__What you will do__: Reproduce the listing below in full and without alteration, apart from its pictures.

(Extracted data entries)
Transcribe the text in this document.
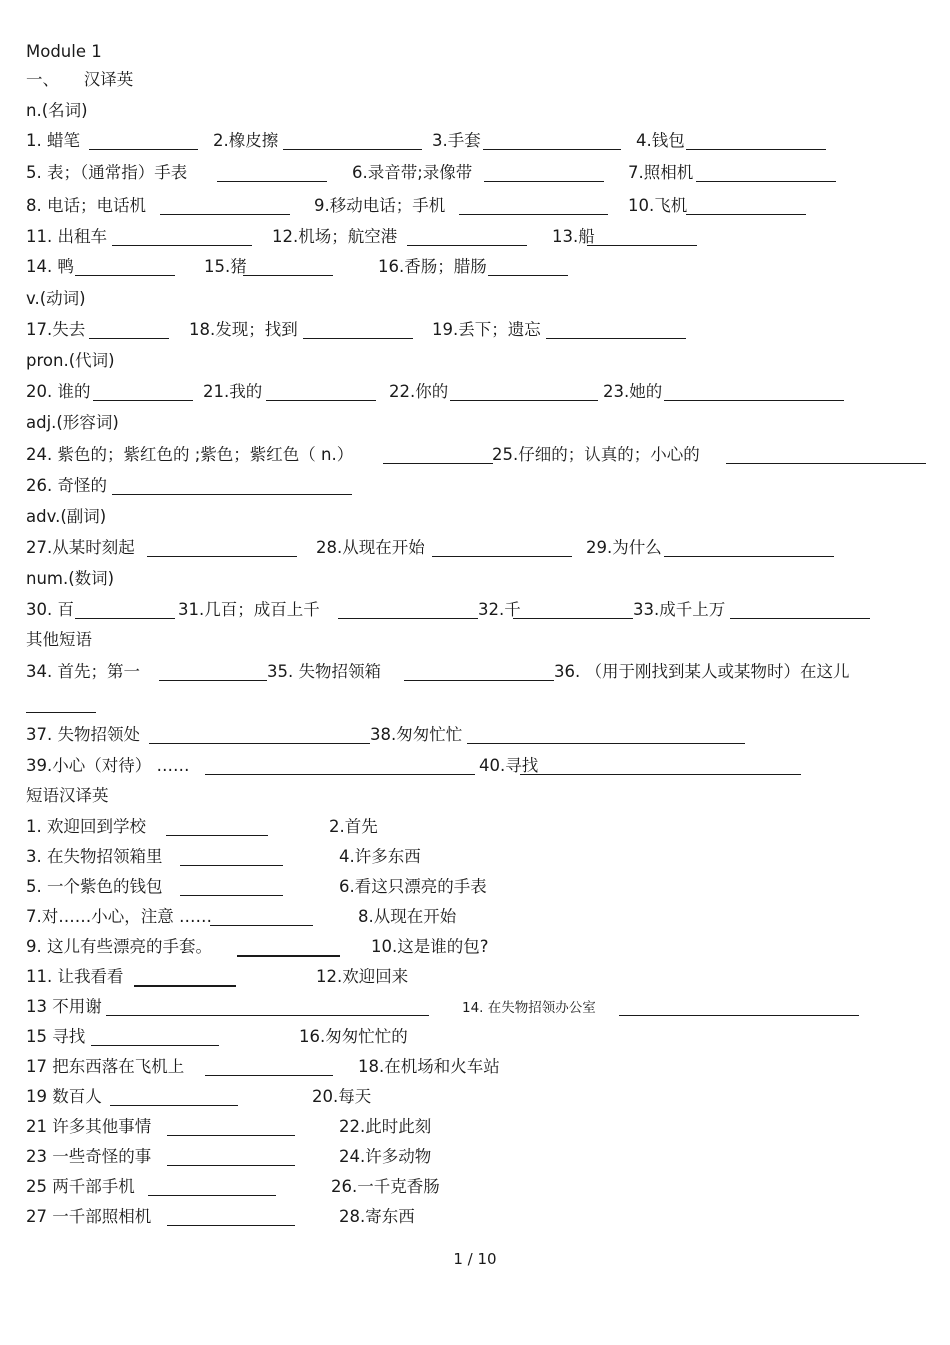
Module 1
一、　　汉译英
n.(名词)
1. 蜡笔	2.橡皮擦	3.手套	4.钱包
5. 表；（通常指）手表	6.录音带;录像带	7.照相机
8. 电话；电话机	9.移动电话；手机	10.飞机
11. 出租车	12.机场；航空港	13.船
14. 鸭	15.猪	16.香肠；腊肠
v.(动词)
17.失去	18.发现；找到	19.丢下；遗忘
pron.(代词)
20. 谁的	21.我的	22.你的	23.她的
adj.(形容词)
24. 紫色的；紫红色的 ;紫色；紫红色（ n.）	25.仔细的；认真的；小心的
26. 奇怪的
adv.(副词)
27.从某时刻起	28.从现在开始	29.为什么
num.(数词)
30. 百	31.几百；成百上千	32.千	33.成千上万
其他短语
34. 首先；第一	35. 失物招领箱	36. （用于刚找到某人或某物时）在这儿
37. 失物招领处	38.匆匆忙忙
39.小心（对待） ……	40.寻找
短语汉译英
1. 欢迎回到学校	2.首先
3. 在失物招领箱里	4.许多东西
5. 一个紫色的钱包	6.看这只漂亮的手表
7.对……小心，注意 ……	8.从现在开始
9. 这儿有些漂亮的手套。	10.这是谁的包?
11. 让我看看	12.欢迎回来
13 不用谢	14. 在失物招领办公室
15 寻找	16.匆匆忙忙的
17 把东西落在飞机上	18.在机场和火车站
19 数百人	20.每天
21 许多其他事情	22.此时此刻
23 一些奇怪的事	24.许多动物
25 两千部手机	26.一千克香肠
27 一千部照相机	28.寄东西
1 / 10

__Answer to the exercise__:
Transcribe the text in this document.
Module 1
一、　　汉译英
n.(名词)
1. 蜡笔	2.橡皮擦	3.手套	4.钱包
5. 表；（通常指）手表	6.录音带;录像带	7.照相机
8. 电话；电话机	9.移动电话；手机	10.飞机
11. 出租车	12.机场；航空港	13.船
14. 鸭	15.猪	16.香肠；腊肠
v.(动词)
17.失去	18.发现；找到	19.丢下；遗忘
pron.(代词)
20. 谁的	21.我的	22.你的	23.她的
adj.(形容词)
24. 紫色的；紫红色的 ;紫色；紫红色（ n.）	25.仔细的；认真的；小心的
26. 奇怪的
adv.(副词)
27.从某时刻起	28.从现在开始	29.为什么
num.(数词)
30. 百	31.几百；成百上千	32.千	33.成千上万
其他短语
34. 首先；第一	35. 失物招领箱	36. （用于刚找到某人或某物时）在这儿
37. 失物招领处	38.匆匆忙忙
39.小心（对待） ……	40.寻找
短语汉译英
1. 欢迎回到学校	2.首先
3. 在失物招领箱里	4.许多东西
5. 一个紫色的钱包	6.看这只漂亮的手表
7.对……小心，注意 ……	8.从现在开始
9. 这儿有些漂亮的手套。	10.这是谁的包?
11. 让我看看	12.欢迎回来
13 不用谢	14. 在失物招领办公室
15 寻找	16.匆匆忙忙的
17 把东西落在飞机上	18.在机场和火车站
19 数百人	20.每天
21 许多其他事情	22.此时此刻
23 一些奇怪的事	24.许多动物
25 两千部手机	26.一千克香肠
27 一千部照相机	28.寄东西
1 / 10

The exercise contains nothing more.